-- start Data section --

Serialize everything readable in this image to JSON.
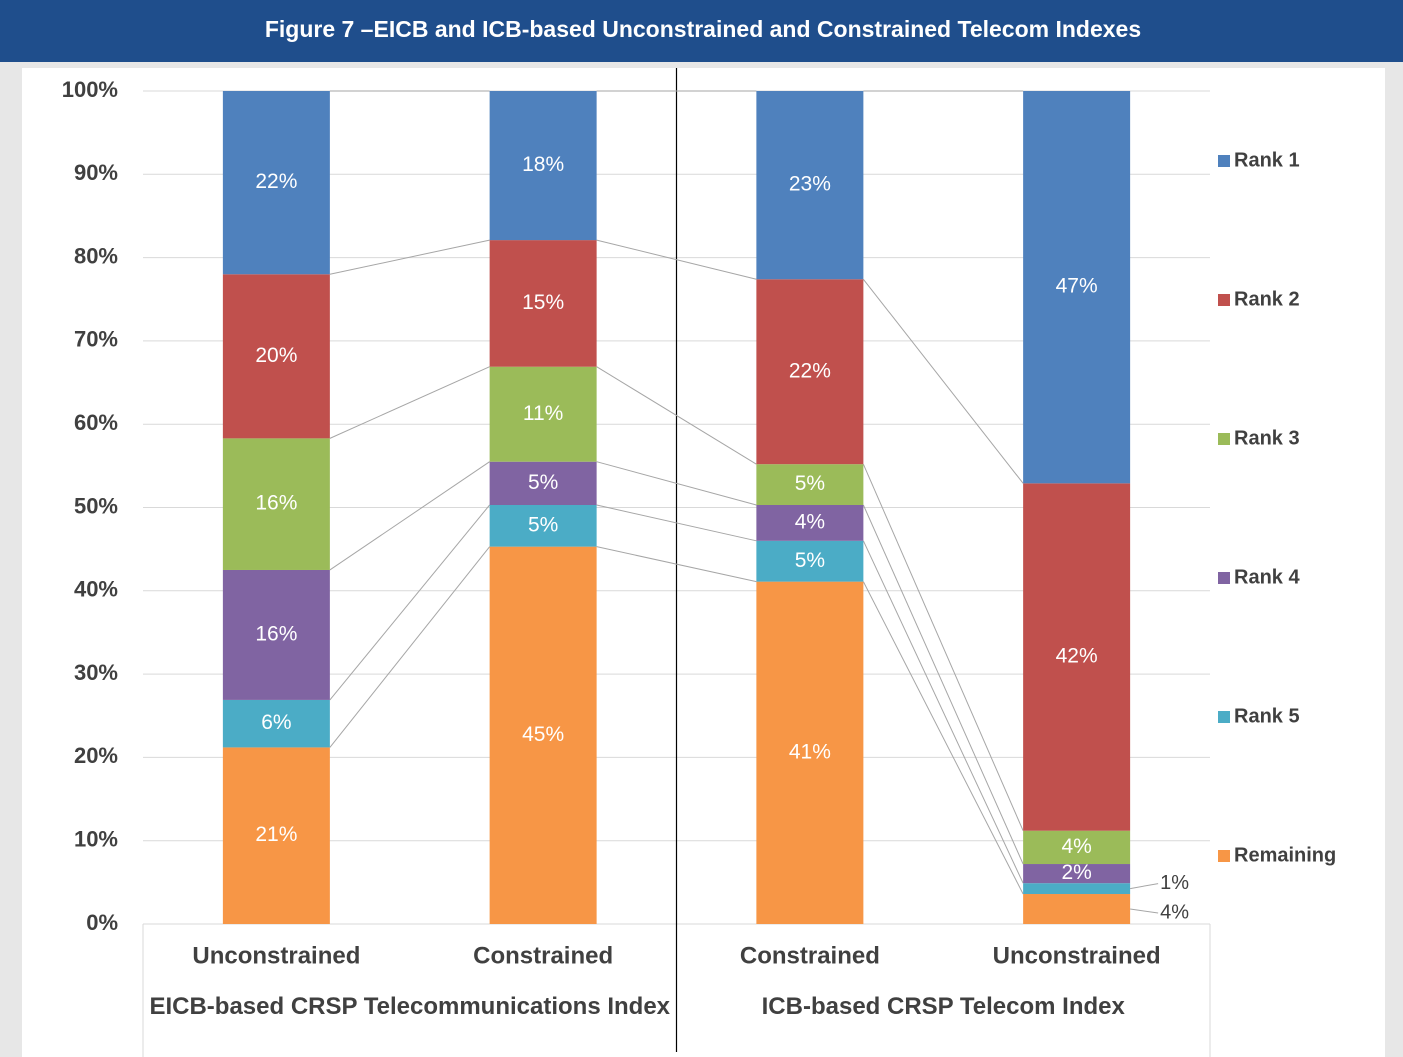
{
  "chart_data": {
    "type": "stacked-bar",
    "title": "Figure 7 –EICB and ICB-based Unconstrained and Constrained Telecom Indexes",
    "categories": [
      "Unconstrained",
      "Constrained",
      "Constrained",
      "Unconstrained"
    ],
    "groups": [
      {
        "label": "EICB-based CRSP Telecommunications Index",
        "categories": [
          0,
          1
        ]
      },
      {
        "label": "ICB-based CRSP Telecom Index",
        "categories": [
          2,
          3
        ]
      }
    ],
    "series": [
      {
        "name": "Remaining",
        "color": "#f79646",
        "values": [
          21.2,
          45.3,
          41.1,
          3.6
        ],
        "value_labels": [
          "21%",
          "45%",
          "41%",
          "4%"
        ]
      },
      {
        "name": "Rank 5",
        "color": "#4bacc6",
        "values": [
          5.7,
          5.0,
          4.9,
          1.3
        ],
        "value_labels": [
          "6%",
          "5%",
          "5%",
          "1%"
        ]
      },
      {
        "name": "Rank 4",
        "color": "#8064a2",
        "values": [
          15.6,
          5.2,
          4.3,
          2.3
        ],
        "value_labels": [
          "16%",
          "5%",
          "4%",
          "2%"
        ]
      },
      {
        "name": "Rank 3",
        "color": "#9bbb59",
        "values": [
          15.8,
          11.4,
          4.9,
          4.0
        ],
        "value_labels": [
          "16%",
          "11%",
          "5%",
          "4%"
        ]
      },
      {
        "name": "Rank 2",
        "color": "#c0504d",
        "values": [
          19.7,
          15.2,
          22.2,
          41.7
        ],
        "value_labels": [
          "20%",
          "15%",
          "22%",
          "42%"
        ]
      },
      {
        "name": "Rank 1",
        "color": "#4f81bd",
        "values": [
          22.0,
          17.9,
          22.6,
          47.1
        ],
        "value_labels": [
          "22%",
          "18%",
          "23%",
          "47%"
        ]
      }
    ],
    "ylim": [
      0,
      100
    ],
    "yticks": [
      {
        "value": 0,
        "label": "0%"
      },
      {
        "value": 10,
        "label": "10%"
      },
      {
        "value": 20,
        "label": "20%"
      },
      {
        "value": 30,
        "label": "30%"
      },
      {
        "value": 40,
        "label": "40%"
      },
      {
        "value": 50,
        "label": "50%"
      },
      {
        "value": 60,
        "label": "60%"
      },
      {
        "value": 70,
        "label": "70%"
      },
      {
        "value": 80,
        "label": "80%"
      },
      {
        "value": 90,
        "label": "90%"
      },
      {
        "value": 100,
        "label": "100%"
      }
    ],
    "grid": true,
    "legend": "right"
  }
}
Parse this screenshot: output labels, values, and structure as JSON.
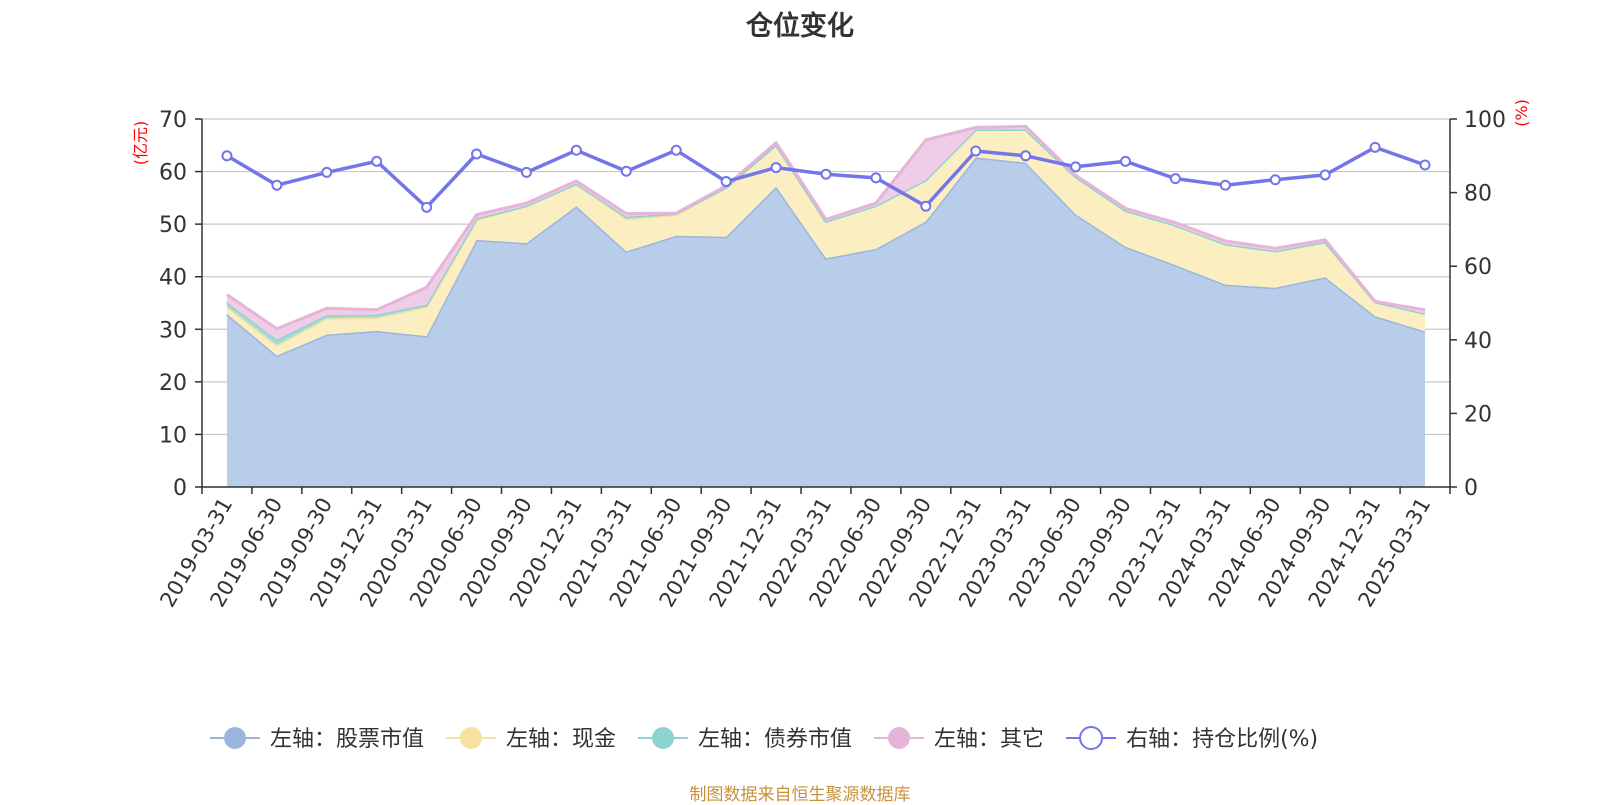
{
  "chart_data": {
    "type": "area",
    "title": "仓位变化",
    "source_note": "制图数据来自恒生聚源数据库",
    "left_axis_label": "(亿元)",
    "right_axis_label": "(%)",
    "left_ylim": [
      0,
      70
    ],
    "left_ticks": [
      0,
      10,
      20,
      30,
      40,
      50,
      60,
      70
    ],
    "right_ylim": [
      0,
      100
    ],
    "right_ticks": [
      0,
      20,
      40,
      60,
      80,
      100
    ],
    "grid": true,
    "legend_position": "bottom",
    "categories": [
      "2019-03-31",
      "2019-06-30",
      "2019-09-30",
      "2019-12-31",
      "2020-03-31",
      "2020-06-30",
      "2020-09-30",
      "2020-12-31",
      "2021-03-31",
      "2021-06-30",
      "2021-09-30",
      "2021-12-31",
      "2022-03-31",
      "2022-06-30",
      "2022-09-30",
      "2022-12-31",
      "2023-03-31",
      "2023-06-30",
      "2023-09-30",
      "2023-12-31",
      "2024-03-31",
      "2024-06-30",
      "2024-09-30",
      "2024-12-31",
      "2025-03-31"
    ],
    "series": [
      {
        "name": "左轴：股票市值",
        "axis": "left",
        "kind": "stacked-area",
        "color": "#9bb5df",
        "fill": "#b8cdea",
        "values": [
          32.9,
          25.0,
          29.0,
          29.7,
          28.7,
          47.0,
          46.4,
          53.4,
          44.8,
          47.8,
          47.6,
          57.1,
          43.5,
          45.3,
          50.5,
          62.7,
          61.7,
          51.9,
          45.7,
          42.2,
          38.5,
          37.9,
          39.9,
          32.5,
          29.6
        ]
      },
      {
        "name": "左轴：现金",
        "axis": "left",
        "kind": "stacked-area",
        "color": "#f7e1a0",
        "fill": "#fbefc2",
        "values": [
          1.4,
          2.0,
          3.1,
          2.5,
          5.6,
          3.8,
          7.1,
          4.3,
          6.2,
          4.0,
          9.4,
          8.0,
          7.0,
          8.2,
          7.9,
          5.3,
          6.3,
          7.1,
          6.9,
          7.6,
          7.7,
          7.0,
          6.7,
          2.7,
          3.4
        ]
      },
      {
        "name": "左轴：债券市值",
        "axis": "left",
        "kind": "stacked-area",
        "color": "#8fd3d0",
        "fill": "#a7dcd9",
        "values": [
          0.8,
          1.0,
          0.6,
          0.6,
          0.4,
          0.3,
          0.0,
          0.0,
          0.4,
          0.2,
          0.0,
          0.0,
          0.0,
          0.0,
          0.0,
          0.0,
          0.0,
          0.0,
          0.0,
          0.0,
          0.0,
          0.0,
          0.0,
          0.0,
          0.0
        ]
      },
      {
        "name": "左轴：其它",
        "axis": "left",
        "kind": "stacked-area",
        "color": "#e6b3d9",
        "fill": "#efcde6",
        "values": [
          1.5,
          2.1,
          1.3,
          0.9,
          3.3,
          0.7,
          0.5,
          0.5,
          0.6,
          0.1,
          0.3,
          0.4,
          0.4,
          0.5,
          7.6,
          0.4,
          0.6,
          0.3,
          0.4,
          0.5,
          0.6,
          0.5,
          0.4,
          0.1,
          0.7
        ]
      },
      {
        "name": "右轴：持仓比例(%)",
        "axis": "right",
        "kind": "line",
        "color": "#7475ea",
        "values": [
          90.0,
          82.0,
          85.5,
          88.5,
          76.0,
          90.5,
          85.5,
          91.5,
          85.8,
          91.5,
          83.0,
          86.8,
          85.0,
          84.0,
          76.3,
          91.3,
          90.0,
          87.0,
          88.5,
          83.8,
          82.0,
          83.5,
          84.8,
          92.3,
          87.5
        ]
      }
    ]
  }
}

-- end Data section --

● **Direction**
Reproduce the material above in full, exactly, with no images.

● **Result for this task**
Serialize everything readable in this image to JSON.
{
  "chart_data": {
    "type": "stacked-bar",
    "title": "Figure 7 –EICB and ICB-based Unconstrained and Constrained Telecom Indexes",
    "categories": [
      "Unconstrained",
      "Constrained",
      "Constrained",
      "Unconstrained"
    ],
    "groups": [
      {
        "label": "EICB-based CRSP Telecommunications Index",
        "categories": [
          0,
          1
        ]
      },
      {
        "label": "ICB-based CRSP Telecom Index",
        "categories": [
          2,
          3
        ]
      }
    ],
    "series": [
      {
        "name": "Remaining",
        "color": "#f79646",
        "values": [
          21.2,
          45.3,
          41.1,
          3.6
        ],
        "value_labels": [
          "21%",
          "45%",
          "41%",
          "4%"
        ]
      },
      {
        "name": "Rank 5",
        "color": "#4bacc6",
        "values": [
          5.7,
          5.0,
          4.9,
          1.3
        ],
        "value_labels": [
          "6%",
          "5%",
          "5%",
          "1%"
        ]
      },
      {
        "name": "Rank 4",
        "color": "#8064a2",
        "values": [
          15.6,
          5.2,
          4.3,
          2.3
        ],
        "value_labels": [
          "16%",
          "5%",
          "4%",
          "2%"
        ]
      },
      {
        "name": "Rank 3",
        "color": "#9bbb59",
        "values": [
          15.8,
          11.4,
          4.9,
          4.0
        ],
        "value_labels": [
          "16%",
          "11%",
          "5%",
          "4%"
        ]
      },
      {
        "name": "Rank 2",
        "color": "#c0504d",
        "values": [
          19.7,
          15.2,
          22.2,
          41.7
        ],
        "value_labels": [
          "20%",
          "15%",
          "22%",
          "42%"
        ]
      },
      {
        "name": "Rank 1",
        "color": "#4f81bd",
        "values": [
          22.0,
          17.9,
          22.6,
          47.1
        ],
        "value_labels": [
          "22%",
          "18%",
          "23%",
          "47%"
        ]
      }
    ],
    "ylim": [
      0,
      100
    ],
    "yticks": [
      {
        "value": 0,
        "label": "0%"
      },
      {
        "value": 10,
        "label": "10%"
      },
      {
        "value": 20,
        "label": "20%"
      },
      {
        "value": 30,
        "label": "30%"
      },
      {
        "value": 40,
        "label": "40%"
      },
      {
        "value": 50,
        "label": "50%"
      },
      {
        "value": 60,
        "label": "60%"
      },
      {
        "value": 70,
        "label": "70%"
      },
      {
        "value": 80,
        "label": "80%"
      },
      {
        "value": 90,
        "label": "90%"
      },
      {
        "value": 100,
        "label": "100%"
      }
    ],
    "grid": true,
    "legend": "right"
  }
}
Parse this screenshot: output labels, values, and structure as JSON.
{
  "chart_data": {
    "type": "area",
    "title": "仓位变化",
    "source_note": "制图数据来自恒生聚源数据库",
    "left_axis_label": "(亿元)",
    "right_axis_label": "(%)",
    "left_ylim": [
      0,
      70
    ],
    "left_ticks": [
      0,
      10,
      20,
      30,
      40,
      50,
      60,
      70
    ],
    "right_ylim": [
      0,
      100
    ],
    "right_ticks": [
      0,
      20,
      40,
      60,
      80,
      100
    ],
    "grid": true,
    "legend_position": "bottom",
    "categories": [
      "2019-03-31",
      "2019-06-30",
      "2019-09-30",
      "2019-12-31",
      "2020-03-31",
      "2020-06-30",
      "2020-09-30",
      "2020-12-31",
      "2021-03-31",
      "2021-06-30",
      "2021-09-30",
      "2021-12-31",
      "2022-03-31",
      "2022-06-30",
      "2022-09-30",
      "2022-12-31",
      "2023-03-31",
      "2023-06-30",
      "2023-09-30",
      "2023-12-31",
      "2024-03-31",
      "2024-06-30",
      "2024-09-30",
      "2024-12-31",
      "2025-03-31"
    ],
    "series": [
      {
        "name": "左轴：股票市值",
        "axis": "left",
        "kind": "stacked-area",
        "color": "#9bb5df",
        "fill": "#b8cdea",
        "values": [
          32.9,
          25.0,
          29.0,
          29.7,
          28.7,
          47.0,
          46.4,
          53.4,
          44.8,
          47.8,
          47.6,
          57.1,
          43.5,
          45.3,
          50.5,
          62.7,
          61.7,
          51.9,
          45.7,
          42.2,
          38.5,
          37.9,
          39.9,
          32.5,
          29.6
        ]
      },
      {
        "name": "左轴：现金",
        "axis": "left",
        "kind": "stacked-area",
        "color": "#f7e1a0",
        "fill": "#fbefc2",
        "values": [
          1.4,
          2.0,
          3.1,
          2.5,
          5.6,
          3.8,
          7.1,
          4.3,
          6.2,
          4.0,
          9.4,
          8.0,
          7.0,
          8.2,
          7.9,
          5.3,
          6.3,
          7.1,
          6.9,
          7.6,
          7.7,
          7.0,
          6.7,
          2.7,
          3.4
        ]
      },
      {
        "name": "左轴：债券市值",
        "axis": "left",
        "kind": "stacked-area",
        "color": "#8fd3d0",
        "fill": "#a7dcd9",
        "values": [
          0.8,
          1.0,
          0.6,
          0.6,
          0.4,
          0.3,
          0.0,
          0.0,
          0.4,
          0.2,
          0.0,
          0.0,
          0.0,
          0.0,
          0.0,
          0.0,
          0.0,
          0.0,
          0.0,
          0.0,
          0.0,
          0.0,
          0.0,
          0.0,
          0.0
        ]
      },
      {
        "name": "左轴：其它",
        "axis": "left",
        "kind": "stacked-area",
        "color": "#e6b3d9",
        "fill": "#efcde6",
        "values": [
          1.5,
          2.1,
          1.3,
          0.9,
          3.3,
          0.7,
          0.5,
          0.5,
          0.6,
          0.1,
          0.3,
          0.4,
          0.4,
          0.5,
          7.6,
          0.4,
          0.6,
          0.3,
          0.4,
          0.5,
          0.6,
          0.5,
          0.4,
          0.1,
          0.7
        ]
      },
      {
        "name": "右轴：持仓比例(%)",
        "axis": "right",
        "kind": "line",
        "color": "#7475ea",
        "values": [
          90.0,
          82.0,
          85.5,
          88.5,
          76.0,
          90.5,
          85.5,
          91.5,
          85.8,
          91.5,
          83.0,
          86.8,
          85.0,
          84.0,
          76.3,
          91.3,
          90.0,
          87.0,
          88.5,
          83.8,
          82.0,
          83.5,
          84.8,
          92.3,
          87.5
        ]
      }
    ]
  }
}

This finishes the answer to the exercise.